Dataset rows about figures:

━━━━━━━━

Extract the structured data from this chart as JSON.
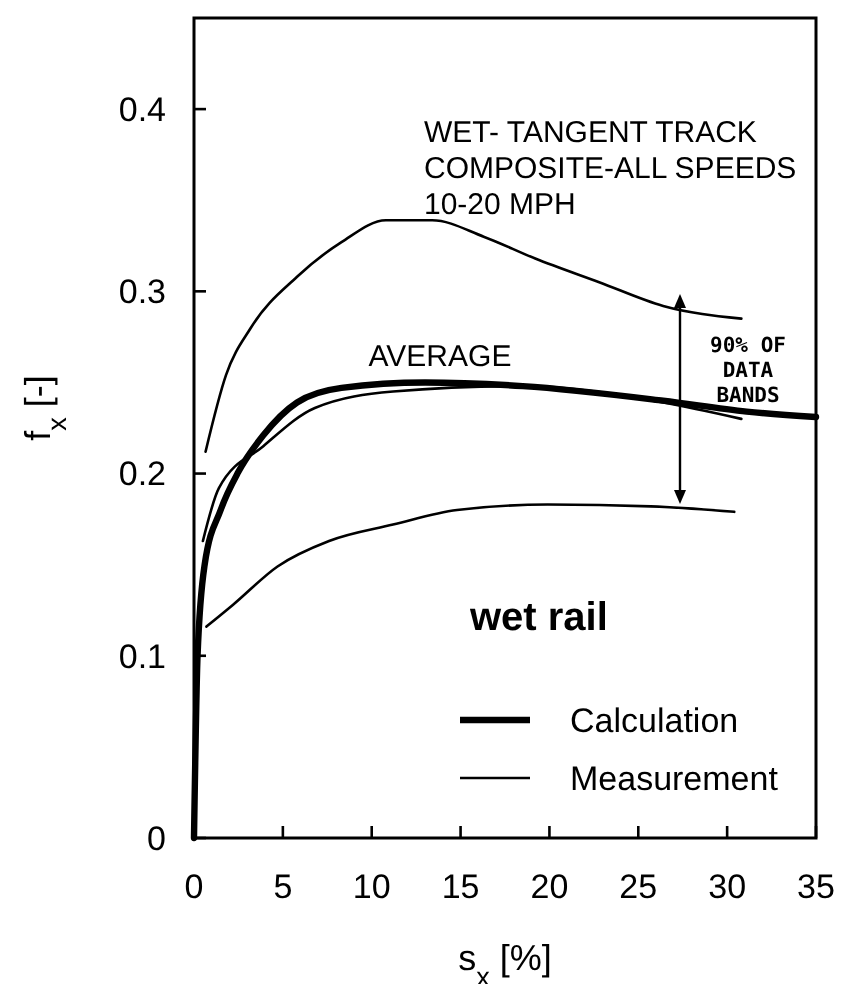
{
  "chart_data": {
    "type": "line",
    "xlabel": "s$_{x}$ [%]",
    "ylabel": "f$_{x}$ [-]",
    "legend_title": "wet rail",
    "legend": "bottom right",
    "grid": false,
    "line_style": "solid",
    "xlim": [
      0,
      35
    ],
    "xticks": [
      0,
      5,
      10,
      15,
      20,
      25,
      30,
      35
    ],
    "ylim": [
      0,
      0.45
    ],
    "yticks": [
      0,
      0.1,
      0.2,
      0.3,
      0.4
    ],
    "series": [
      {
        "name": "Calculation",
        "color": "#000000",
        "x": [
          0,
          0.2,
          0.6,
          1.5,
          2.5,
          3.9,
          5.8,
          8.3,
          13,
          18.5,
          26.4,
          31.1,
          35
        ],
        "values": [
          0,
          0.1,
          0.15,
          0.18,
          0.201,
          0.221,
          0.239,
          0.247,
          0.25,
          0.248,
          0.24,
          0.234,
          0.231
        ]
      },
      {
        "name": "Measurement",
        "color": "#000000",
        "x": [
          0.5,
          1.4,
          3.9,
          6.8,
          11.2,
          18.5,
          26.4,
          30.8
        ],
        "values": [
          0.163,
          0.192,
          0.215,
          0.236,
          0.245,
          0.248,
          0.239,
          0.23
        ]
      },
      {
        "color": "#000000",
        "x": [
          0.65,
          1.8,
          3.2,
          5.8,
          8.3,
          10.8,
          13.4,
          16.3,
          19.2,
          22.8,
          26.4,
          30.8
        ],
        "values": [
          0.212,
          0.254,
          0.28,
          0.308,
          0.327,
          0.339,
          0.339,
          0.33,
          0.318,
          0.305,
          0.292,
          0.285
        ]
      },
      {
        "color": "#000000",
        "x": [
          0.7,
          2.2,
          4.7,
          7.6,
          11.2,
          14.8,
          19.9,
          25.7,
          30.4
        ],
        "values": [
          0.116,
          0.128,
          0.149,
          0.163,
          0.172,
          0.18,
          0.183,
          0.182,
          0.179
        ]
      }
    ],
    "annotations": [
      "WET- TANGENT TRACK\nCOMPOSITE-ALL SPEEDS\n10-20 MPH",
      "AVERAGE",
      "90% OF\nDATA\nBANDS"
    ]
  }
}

━━━━━━━━

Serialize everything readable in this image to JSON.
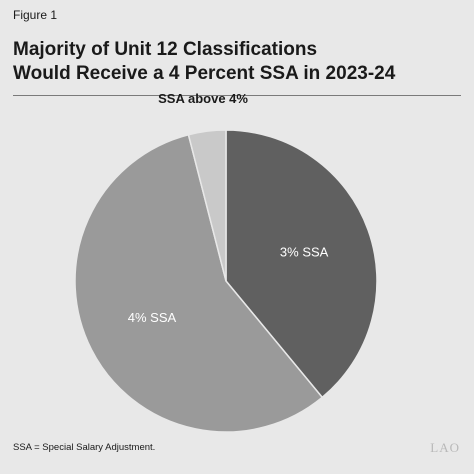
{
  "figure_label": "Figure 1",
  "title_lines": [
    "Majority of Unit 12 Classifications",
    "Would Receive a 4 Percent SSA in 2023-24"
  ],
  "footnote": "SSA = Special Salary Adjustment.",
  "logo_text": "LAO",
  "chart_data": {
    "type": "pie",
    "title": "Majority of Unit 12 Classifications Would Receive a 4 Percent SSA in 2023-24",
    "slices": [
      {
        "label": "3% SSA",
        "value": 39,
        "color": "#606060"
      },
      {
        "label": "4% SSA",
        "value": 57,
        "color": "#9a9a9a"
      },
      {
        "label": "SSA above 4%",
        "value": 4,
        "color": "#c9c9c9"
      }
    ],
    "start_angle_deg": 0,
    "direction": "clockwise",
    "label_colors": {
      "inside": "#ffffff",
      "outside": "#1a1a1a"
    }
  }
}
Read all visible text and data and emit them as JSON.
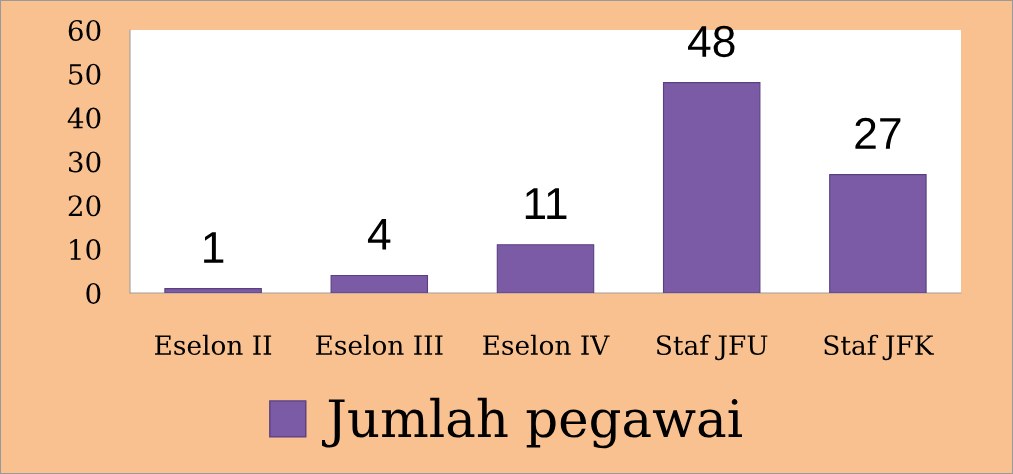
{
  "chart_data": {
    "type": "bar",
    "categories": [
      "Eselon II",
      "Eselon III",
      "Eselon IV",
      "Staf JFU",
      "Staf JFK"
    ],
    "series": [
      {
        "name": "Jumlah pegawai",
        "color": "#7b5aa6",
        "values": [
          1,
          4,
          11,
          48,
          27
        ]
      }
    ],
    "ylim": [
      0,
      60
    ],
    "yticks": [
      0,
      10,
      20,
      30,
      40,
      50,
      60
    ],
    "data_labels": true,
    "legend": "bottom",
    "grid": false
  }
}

━━━━━━━━

■ **The task**
Which lines hold the word "Classifications"? Return all of them from the records above.

■ **The reply**
    "Majority of Unit 12 Classifications",
    "title": "Majority of Unit 12 Classifications Would Receive a 4 Percent SSA in 2023-24",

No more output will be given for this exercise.